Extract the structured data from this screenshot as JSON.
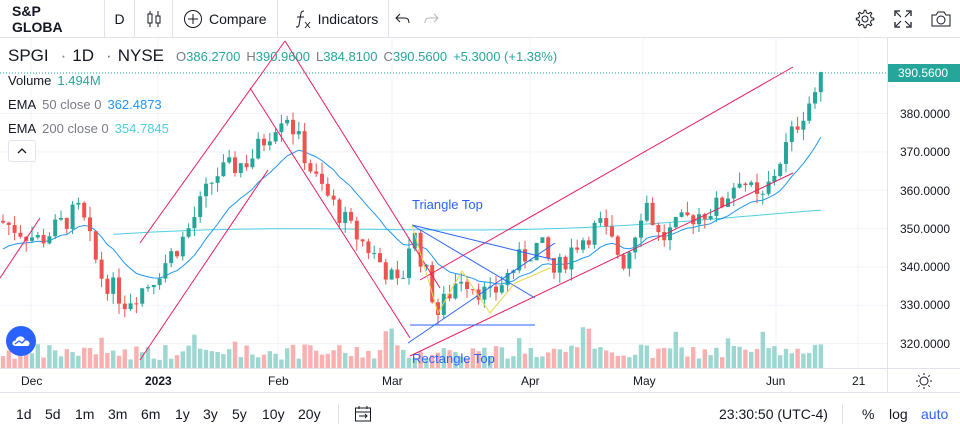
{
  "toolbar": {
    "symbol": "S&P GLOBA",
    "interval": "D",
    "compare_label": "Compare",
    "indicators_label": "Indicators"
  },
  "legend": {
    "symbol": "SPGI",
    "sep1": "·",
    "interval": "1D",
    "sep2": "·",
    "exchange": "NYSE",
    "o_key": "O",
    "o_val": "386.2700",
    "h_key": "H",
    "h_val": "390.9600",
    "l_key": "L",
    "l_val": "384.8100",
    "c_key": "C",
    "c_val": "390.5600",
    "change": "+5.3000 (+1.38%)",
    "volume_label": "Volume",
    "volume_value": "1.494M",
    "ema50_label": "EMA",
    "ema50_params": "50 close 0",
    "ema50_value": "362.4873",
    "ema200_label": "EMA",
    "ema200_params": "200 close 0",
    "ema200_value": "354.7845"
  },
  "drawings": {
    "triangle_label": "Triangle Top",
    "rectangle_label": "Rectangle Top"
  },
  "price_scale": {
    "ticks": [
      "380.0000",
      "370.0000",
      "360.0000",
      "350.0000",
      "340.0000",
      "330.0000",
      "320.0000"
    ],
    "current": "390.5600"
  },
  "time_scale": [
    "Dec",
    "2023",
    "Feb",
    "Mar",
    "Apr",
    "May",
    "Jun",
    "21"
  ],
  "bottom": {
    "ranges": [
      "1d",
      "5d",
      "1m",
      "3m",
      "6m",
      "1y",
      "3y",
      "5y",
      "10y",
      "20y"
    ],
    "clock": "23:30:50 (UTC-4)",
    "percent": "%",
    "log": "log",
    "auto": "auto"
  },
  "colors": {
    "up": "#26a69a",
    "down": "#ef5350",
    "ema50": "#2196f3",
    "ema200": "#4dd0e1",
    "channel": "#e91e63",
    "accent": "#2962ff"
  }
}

....................

## AIM
Give back every line exactly as it stands, pictures excluded.

## EXERCISE ANSWER
Extract the structured data from this screenshot as JSON.
{
  "toolbar": {
    "symbol": "S&P GLOBA",
    "interval": "D",
    "compare_label": "Compare",
    "indicators_label": "Indicators"
  },
  "legend": {
    "symbol": "SPGI",
    "sep1": "·",
    "interval": "1D",
    "sep2": "·",
    "exchange": "NYSE",
    "o_key": "O",
    "o_val": "386.2700",
    "h_key": "H",
    "h_val": "390.9600",
    "l_key": "L",
    "l_val": "384.8100",
    "c_key": "C",
    "c_val": "390.5600",
    "change": "+5.3000 (+1.38%)",
    "volume_label": "Volume",
    "volume_value": "1.494M",
    "ema50_label": "EMA",
    "ema50_params": "50 close 0",
    "ema50_value": "362.4873",
    "ema200_label": "EMA",
    "ema200_params": "200 close 0",
    "ema200_value": "354.7845"
  },
  "drawings": {
    "triangle_label": "Triangle Top",
    "rectangle_label": "Rectangle Top"
  },
  "price_scale": {
    "ticks": [
      "380.0000",
      "370.0000",
      "360.0000",
      "350.0000",
      "340.0000",
      "330.0000",
      "320.0000"
    ],
    "current": "390.5600"
  },
  "time_scale": [
    "Dec",
    "2023",
    "Feb",
    "Mar",
    "Apr",
    "May",
    "Jun",
    "21"
  ],
  "bottom": {
    "ranges": [
      "1d",
      "5d",
      "1m",
      "3m",
      "6m",
      "1y",
      "3y",
      "5y",
      "10y",
      "20y"
    ],
    "clock": "23:30:50 (UTC-4)",
    "percent": "%",
    "log": "log",
    "auto": "auto"
  },
  "colors": {
    "up": "#26a69a",
    "down": "#ef5350",
    "ema50": "#2196f3",
    "ema200": "#4dd0e1",
    "channel": "#e91e63",
    "accent": "#2962ff"
  }
}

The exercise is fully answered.